-- begin --

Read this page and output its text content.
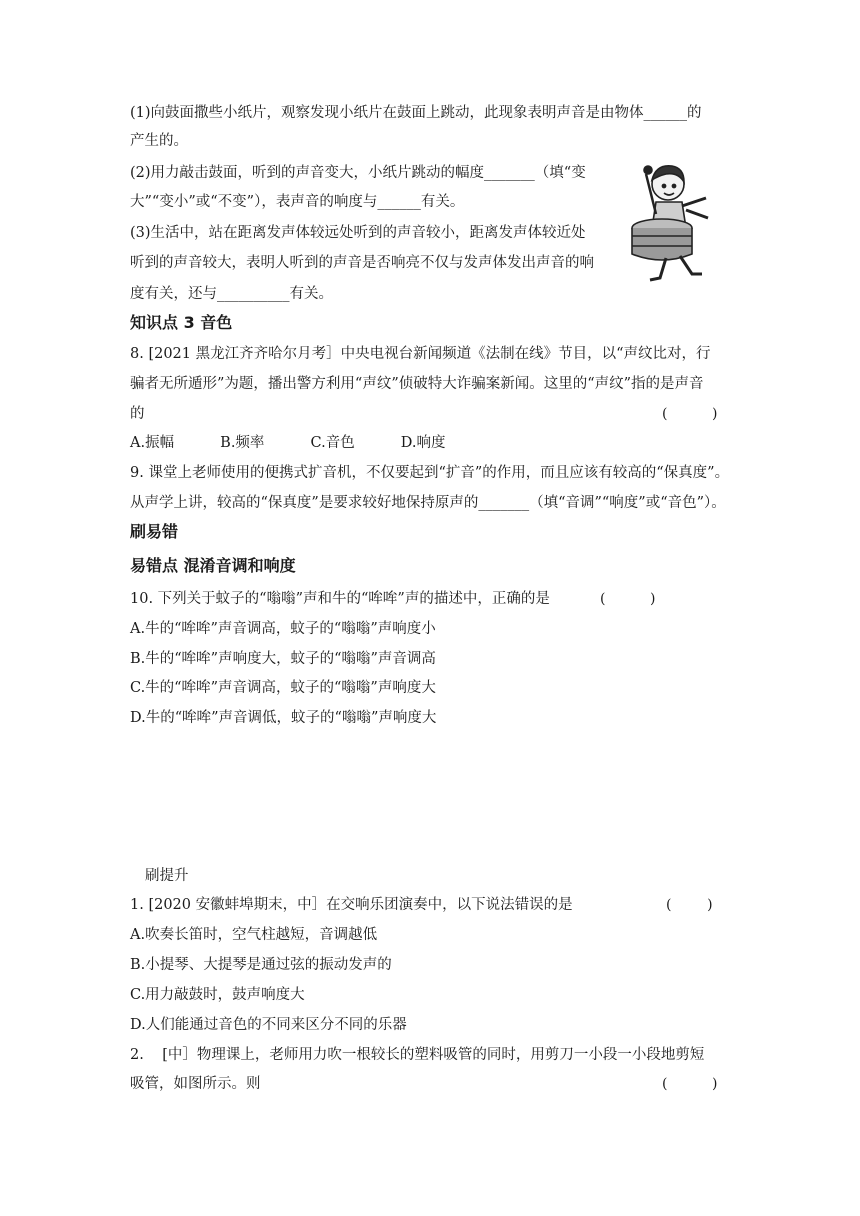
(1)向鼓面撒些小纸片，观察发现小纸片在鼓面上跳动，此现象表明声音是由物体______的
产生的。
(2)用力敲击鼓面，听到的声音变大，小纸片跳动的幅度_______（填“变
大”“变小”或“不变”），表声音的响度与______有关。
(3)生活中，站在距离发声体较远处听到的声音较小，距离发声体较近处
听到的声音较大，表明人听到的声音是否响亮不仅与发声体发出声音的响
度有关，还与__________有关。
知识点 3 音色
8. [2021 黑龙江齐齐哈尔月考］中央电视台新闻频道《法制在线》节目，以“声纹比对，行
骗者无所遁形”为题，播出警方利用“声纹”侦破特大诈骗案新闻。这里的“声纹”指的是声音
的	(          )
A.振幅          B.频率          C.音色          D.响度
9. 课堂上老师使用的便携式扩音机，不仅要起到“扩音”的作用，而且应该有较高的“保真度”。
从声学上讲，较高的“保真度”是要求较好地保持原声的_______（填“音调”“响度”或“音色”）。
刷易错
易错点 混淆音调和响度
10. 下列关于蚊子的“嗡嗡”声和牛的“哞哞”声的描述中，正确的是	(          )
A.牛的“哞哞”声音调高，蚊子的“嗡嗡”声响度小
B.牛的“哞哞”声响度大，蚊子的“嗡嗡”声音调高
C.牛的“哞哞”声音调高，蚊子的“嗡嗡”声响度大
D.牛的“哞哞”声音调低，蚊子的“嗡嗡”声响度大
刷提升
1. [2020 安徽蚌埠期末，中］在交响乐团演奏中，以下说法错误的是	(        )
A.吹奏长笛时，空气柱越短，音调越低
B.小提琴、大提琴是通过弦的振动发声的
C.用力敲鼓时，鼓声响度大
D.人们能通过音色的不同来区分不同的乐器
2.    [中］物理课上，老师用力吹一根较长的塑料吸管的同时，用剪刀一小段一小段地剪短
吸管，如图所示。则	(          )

-- end --
-- begin --

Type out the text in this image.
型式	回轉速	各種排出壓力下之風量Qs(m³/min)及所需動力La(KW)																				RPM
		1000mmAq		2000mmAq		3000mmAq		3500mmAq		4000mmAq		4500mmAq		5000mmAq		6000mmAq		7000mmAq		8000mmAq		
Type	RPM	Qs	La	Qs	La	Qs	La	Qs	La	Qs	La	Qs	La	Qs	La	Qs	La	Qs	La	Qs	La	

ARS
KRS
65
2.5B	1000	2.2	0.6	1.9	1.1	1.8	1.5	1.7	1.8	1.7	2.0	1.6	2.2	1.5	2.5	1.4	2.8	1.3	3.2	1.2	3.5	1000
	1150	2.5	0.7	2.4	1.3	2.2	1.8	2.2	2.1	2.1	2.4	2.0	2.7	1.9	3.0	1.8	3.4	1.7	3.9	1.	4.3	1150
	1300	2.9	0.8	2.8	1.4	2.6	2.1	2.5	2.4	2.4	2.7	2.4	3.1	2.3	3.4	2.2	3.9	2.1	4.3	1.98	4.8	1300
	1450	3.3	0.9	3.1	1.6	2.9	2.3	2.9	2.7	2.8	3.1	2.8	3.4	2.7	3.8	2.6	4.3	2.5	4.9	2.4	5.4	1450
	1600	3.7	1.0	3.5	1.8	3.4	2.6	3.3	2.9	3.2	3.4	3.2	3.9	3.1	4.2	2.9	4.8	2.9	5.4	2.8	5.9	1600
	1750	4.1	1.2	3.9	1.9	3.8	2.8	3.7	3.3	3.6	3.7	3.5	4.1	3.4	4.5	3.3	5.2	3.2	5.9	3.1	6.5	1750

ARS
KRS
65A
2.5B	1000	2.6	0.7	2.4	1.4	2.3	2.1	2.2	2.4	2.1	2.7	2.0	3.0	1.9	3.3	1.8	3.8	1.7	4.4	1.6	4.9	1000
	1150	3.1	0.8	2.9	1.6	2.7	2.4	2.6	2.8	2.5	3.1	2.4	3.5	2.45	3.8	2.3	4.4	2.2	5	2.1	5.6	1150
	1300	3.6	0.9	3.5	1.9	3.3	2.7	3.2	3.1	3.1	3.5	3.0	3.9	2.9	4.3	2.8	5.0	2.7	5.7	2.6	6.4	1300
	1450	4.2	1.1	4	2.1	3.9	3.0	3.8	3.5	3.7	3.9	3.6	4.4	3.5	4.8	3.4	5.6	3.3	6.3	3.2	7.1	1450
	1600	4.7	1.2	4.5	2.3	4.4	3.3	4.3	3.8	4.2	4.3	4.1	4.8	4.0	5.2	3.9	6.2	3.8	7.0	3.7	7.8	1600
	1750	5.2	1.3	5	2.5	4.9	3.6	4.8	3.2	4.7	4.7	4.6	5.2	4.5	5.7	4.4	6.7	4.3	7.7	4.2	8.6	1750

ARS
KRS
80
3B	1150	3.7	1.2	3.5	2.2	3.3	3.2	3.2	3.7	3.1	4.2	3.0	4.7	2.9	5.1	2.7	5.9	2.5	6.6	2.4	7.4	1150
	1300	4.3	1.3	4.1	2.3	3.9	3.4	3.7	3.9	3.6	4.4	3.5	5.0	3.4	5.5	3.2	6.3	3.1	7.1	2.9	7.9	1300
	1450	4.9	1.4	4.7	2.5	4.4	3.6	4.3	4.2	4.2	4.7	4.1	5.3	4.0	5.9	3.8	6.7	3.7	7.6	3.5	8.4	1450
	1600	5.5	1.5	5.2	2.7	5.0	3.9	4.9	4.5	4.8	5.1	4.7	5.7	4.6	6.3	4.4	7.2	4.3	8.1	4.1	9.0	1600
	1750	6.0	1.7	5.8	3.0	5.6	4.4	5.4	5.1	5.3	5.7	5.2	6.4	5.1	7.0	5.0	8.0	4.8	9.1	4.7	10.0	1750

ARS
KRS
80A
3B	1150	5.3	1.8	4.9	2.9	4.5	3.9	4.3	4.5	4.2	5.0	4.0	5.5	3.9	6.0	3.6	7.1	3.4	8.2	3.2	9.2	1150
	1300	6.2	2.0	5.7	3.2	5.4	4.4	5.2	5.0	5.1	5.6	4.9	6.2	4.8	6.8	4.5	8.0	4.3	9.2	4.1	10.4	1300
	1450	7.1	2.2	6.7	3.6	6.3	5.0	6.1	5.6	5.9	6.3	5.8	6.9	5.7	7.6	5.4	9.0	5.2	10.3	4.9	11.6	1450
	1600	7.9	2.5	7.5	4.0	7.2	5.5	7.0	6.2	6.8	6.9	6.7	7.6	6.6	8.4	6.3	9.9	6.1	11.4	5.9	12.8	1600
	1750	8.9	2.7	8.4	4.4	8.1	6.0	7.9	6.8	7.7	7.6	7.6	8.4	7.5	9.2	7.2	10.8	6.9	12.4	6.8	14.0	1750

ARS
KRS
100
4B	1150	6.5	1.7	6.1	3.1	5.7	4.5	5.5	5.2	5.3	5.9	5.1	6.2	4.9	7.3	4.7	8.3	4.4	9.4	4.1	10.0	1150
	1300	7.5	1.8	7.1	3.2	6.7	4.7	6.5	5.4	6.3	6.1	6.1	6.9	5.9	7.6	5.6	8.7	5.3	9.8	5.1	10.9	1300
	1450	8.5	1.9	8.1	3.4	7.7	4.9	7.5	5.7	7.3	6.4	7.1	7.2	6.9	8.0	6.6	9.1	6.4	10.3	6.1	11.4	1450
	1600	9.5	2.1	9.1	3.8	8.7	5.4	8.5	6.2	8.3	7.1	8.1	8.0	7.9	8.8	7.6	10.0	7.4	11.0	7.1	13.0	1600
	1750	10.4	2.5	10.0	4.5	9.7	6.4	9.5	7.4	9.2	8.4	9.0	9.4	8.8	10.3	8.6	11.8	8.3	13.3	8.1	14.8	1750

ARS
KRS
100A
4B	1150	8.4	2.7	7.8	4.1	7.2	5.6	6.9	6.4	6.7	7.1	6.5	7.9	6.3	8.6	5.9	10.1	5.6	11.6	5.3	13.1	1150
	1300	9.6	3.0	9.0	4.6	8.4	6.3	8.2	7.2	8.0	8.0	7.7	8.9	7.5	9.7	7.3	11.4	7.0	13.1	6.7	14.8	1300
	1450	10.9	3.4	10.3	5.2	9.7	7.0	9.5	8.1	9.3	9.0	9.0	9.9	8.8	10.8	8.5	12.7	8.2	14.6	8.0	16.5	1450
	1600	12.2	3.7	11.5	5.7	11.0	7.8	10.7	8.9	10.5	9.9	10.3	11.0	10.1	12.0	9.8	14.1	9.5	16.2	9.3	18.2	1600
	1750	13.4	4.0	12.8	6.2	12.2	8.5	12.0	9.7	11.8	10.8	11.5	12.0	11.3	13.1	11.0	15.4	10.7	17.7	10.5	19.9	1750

-- end --

JOB: Return the lines of the records that include the string "Type".

THE SOLUTION:
Type out the text in this image.
Type	RPM	Qs	La	Qs	La	Qs	La	Qs	La	Qs	La	Qs	La	Qs	La	Qs	La	Qs	La	Qs	La	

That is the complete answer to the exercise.